DATASET ENTRIES section start

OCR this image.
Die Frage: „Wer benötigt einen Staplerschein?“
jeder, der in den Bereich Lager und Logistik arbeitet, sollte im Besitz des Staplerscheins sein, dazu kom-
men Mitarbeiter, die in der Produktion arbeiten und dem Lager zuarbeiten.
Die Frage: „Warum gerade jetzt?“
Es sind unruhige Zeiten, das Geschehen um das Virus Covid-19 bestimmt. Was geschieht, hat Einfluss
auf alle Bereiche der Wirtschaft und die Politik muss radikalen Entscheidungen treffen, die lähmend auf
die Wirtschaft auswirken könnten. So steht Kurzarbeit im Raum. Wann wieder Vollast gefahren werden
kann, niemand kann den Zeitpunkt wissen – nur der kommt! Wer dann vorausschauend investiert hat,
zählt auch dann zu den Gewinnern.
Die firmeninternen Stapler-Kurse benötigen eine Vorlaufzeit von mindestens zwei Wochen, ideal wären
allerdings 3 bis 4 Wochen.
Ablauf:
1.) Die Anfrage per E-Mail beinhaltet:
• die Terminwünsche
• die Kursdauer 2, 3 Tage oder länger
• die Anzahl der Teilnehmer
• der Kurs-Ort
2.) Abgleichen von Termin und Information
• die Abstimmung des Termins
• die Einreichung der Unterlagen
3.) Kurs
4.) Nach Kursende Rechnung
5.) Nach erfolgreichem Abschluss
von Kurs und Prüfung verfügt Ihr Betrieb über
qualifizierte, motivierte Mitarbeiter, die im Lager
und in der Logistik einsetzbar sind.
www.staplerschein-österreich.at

DATASET ENTRIES section end

● TASK REQUIREMENTS: All lines of the listing that contain the word "Lager" should be copied out.

● ANSWER TO THE PROBLEM:
jeder, der in den Bereich Lager und Logistik arbeitet, sollte im Besitz des Staplerscheins sein, dazu kom-
men Mitarbeiter, die in der Produktion arbeiten und dem Lager zuarbeiten.
qualifizierte, motivierte Mitarbeiter, die im Lager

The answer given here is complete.